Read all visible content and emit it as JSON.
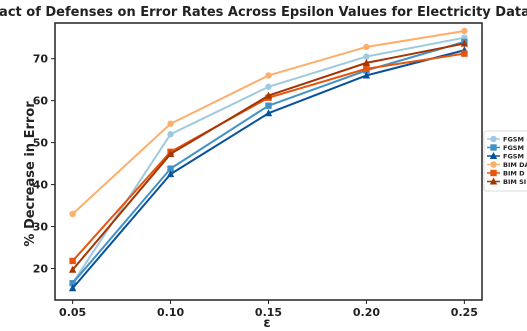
{
  "chart_data": {
    "type": "line",
    "title": "Impact of Defenses on Error Rates Across Epsilon Values for Electricity Dataset",
    "xlabel": "ε",
    "ylabel": "% Decrease in Error",
    "x": [
      0.05,
      0.1,
      0.15,
      0.2,
      0.25
    ],
    "x_tick_labels": [
      "0.05",
      "0.10",
      "0.15",
      "0.20",
      "0.25"
    ],
    "y_ticks": [
      20,
      30,
      40,
      50,
      60,
      70
    ],
    "xlim": [
      0.041,
      0.259
    ],
    "ylim": [
      12.5,
      78.5
    ],
    "grid": false,
    "legend_position": "right, outside plot (clipped)",
    "series": [
      {
        "name": "FGSM",
        "color": "#9ecae1",
        "marker": "circle",
        "values": [
          16.5,
          52.0,
          63.3,
          70.5,
          75.0
        ]
      },
      {
        "name": "FGSM",
        "color": "#4292c6",
        "marker": "square",
        "values": [
          16.5,
          43.8,
          58.8,
          67.2,
          74.0
        ]
      },
      {
        "name": "FGSM",
        "color": "#08519c",
        "marker": "triangle",
        "values": [
          15.3,
          42.5,
          57.0,
          66.0,
          72.0
        ]
      },
      {
        "name": "BIM DA",
        "color": "#fdae6b",
        "marker": "circle",
        "values": [
          33.0,
          54.5,
          66.0,
          72.8,
          76.6
        ]
      },
      {
        "name": "BIM D",
        "color": "#e6550d",
        "marker": "square",
        "values": [
          21.8,
          47.8,
          60.7,
          67.6,
          71.2
        ]
      },
      {
        "name": "BIM SI",
        "color": "#a63603",
        "marker": "triangle",
        "values": [
          19.7,
          47.3,
          61.2,
          69.0,
          73.6
        ]
      }
    ]
  }
}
* * * * *
• **Exercise prompt**
From the listing, copy every line where the string "color" appears.

• **Complete response**
        "color": "#9ecae1",
        "color": "#4292c6",
        "color": "#08519c",
        "color": "#fdae6b",
        "color": "#e6550d",
        "color": "#a63603",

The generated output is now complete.